Start

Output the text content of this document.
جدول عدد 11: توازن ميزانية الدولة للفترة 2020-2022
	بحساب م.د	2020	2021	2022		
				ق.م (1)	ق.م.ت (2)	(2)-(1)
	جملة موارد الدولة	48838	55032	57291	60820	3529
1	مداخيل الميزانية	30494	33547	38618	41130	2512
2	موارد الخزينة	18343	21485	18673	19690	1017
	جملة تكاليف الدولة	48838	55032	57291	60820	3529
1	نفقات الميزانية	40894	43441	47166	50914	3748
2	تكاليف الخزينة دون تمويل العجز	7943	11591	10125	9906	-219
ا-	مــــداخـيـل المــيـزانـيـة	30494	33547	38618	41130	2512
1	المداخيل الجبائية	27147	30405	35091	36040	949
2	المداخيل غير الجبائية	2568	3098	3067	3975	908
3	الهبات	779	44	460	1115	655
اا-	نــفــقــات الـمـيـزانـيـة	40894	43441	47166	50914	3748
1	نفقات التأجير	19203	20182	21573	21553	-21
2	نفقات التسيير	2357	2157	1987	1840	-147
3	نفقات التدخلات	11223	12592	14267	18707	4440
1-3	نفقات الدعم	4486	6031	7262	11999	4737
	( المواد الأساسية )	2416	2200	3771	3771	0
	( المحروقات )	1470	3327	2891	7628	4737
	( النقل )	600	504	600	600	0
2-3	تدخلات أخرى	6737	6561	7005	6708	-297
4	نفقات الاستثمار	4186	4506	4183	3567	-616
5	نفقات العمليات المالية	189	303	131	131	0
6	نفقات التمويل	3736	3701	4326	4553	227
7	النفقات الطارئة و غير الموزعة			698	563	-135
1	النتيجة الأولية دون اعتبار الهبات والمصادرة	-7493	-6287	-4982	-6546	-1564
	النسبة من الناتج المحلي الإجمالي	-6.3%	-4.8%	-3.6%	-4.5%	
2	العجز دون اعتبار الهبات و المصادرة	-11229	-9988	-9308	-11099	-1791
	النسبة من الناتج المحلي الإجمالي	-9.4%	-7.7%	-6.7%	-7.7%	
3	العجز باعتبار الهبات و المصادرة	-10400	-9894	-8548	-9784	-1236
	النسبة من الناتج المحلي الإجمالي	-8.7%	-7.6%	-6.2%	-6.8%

End

Required work
Copy down the whole of the data above, matching it exactly.

Task solution
Output the text content of this document.
جدول عدد 11: توازن ميزانية الدولة للفترة 2020-2022
	بحساب م.د	2020	2021	2022		
				ق.م (1)	ق.م.ت (2)	(2)-(1)
	جملة موارد الدولة	48838	55032	57291	60820	3529
1	مداخيل الميزانية	30494	33547	38618	41130	2512
2	موارد الخزينة	18343	21485	18673	19690	1017
	جملة تكاليف الدولة	48838	55032	57291	60820	3529
1	نفقات الميزانية	40894	43441	47166	50914	3748
2	تكاليف الخزينة دون تمويل العجز	7943	11591	10125	9906	-219
ا-	مــــداخـيـل المــيـزانـيـة	30494	33547	38618	41130	2512
1	المداخيل الجبائية	27147	30405	35091	36040	949
2	المداخيل غير الجبائية	2568	3098	3067	3975	908
3	الهبات	779	44	460	1115	655
اا-	نــفــقــات الـمـيـزانـيـة	40894	43441	47166	50914	3748
1	نفقات التأجير	19203	20182	21573	21553	-21
2	نفقات التسيير	2357	2157	1987	1840	-147
3	نفقات التدخلات	11223	12592	14267	18707	4440
1-3	نفقات الدعم	4486	6031	7262	11999	4737
	( المواد الأساسية )	2416	2200	3771	3771	0
	( المحروقات )	1470	3327	2891	7628	4737
	( النقل )	600	504	600	600	0
2-3	تدخلات أخرى	6737	6561	7005	6708	-297
4	نفقات الاستثمار	4186	4506	4183	3567	-616
5	نفقات العمليات المالية	189	303	131	131	0
6	نفقات التمويل	3736	3701	4326	4553	227
7	النفقات الطارئة و غير الموزعة			698	563	-135
1	النتيجة الأولية دون اعتبار الهبات والمصادرة	-7493	-6287	-4982	-6546	-1564
	النسبة من الناتج المحلي الإجمالي	-6.3%	-4.8%	-3.6%	-4.5%	
2	العجز دون اعتبار الهبات و المصادرة	-11229	-9988	-9308	-11099	-1791
	النسبة من الناتج المحلي الإجمالي	-9.4%	-7.7%	-6.7%	-7.7%	
3	العجز باعتبار الهبات و المصادرة	-10400	-9894	-8548	-9784	-1236
	النسبة من الناتج المحلي الإجمالي	-8.7%	-7.6%	-6.2%	-6.8%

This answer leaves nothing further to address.